→ **EXERCISE PROMPT**:
Keep to the lines between the one holding "Serialize everything readable" and the one holding "Extract the structured", inclusive, and write them out exactly.

→ **ENTRIES PROVIDED**:
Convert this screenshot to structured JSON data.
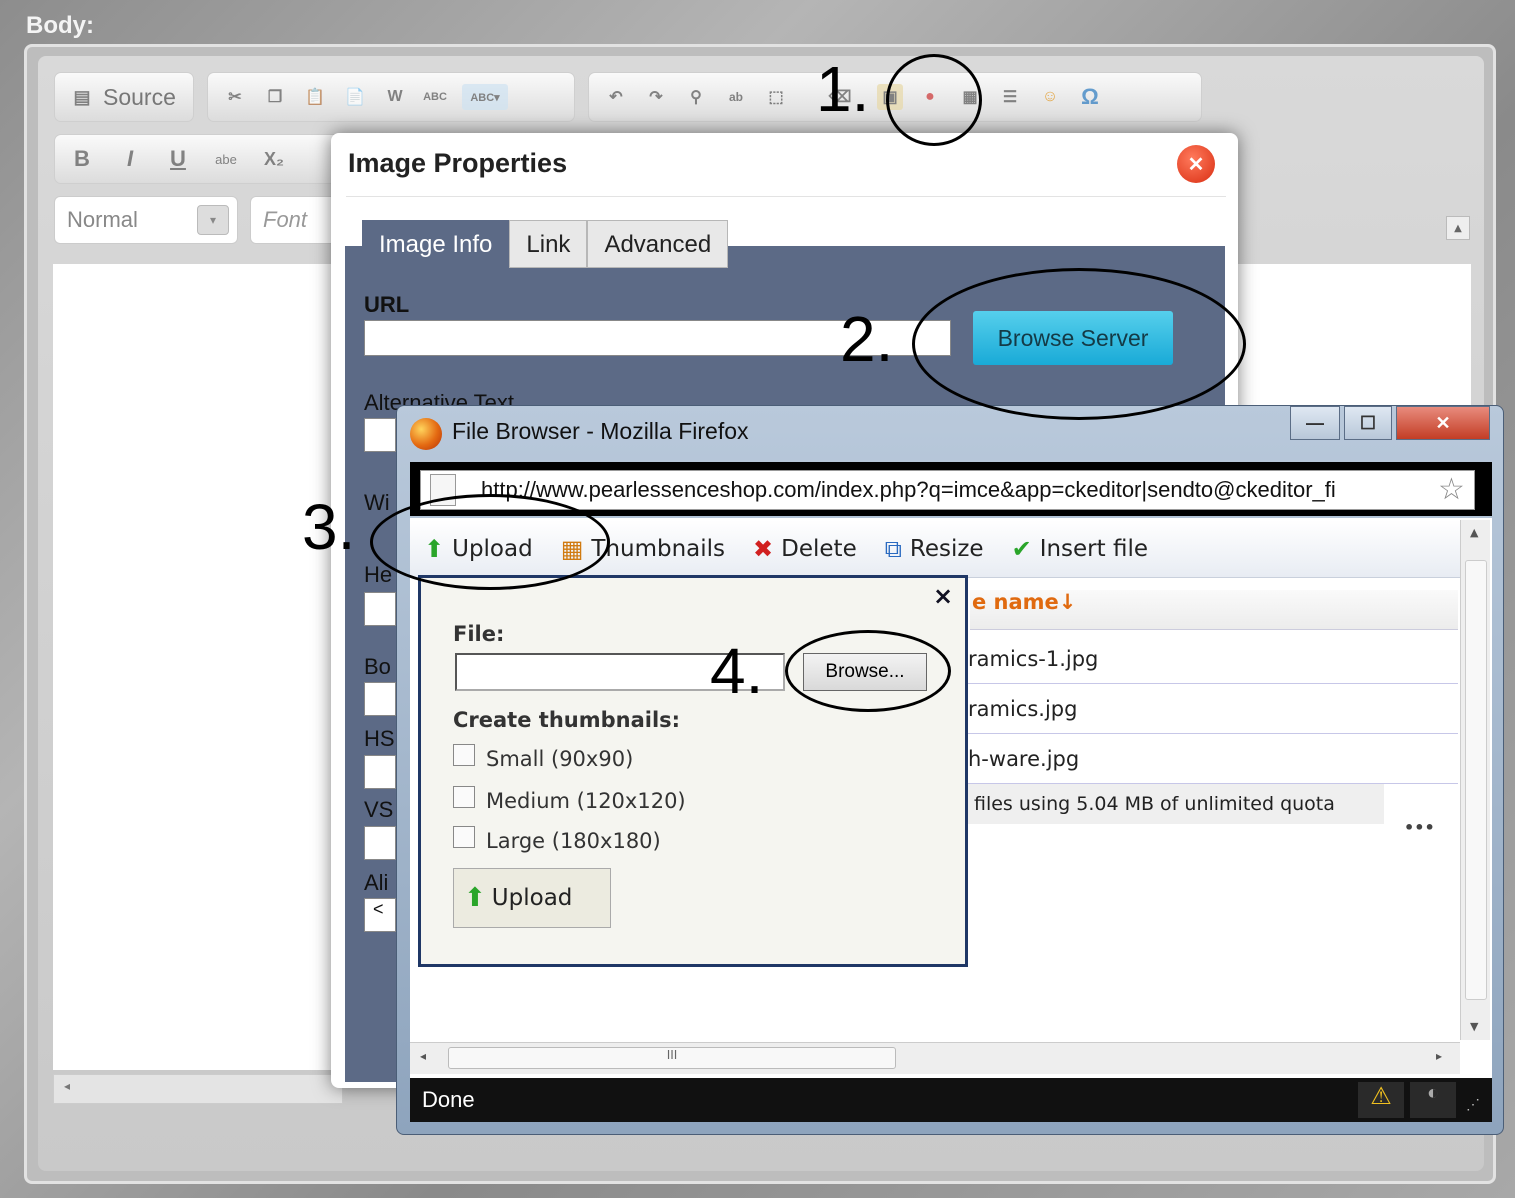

...

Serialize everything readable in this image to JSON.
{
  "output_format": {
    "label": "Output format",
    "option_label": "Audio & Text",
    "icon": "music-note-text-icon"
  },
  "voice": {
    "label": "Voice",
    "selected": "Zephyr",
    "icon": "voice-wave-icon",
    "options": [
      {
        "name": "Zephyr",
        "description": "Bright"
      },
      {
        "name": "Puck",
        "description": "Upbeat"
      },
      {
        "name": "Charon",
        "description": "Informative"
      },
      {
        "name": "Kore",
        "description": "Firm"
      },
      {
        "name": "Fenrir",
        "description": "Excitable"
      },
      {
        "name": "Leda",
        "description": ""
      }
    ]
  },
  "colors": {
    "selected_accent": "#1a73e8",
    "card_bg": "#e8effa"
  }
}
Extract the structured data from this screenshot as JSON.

→ **WRITTEN RESPONSE**:
Serialize everything readable in this image to JSON.
{
  "output_format": {
    "label": "Output format",
    "option_label": "Audio & Text",
    "icon": "music-note-text-icon"
  },
  "voice": {
    "label": "Voice",
    "selected": "Zephyr",
    "icon": "voice-wave-icon",
    "options": [
      {
        "name": "Zephyr",
        "description": "Bright"
      },
      {
        "name": "Puck",
        "description": "Upbeat"
      },
      {
        "name": "Charon",
        "description": "Informative"
      },
      {
        "name": "Kore",
        "description": "Firm"
      },
      {
        "name": "Fenrir",
        "description": "Excitable"
      },
      {
        "name": "Leda",
        "description": ""
      }
    ]
  },
  "colors": {
    "selected_accent": "#1a73e8",
    "card_bg": "#e8effa"
  }
}
Extract the structured data from this screenshot as JSON.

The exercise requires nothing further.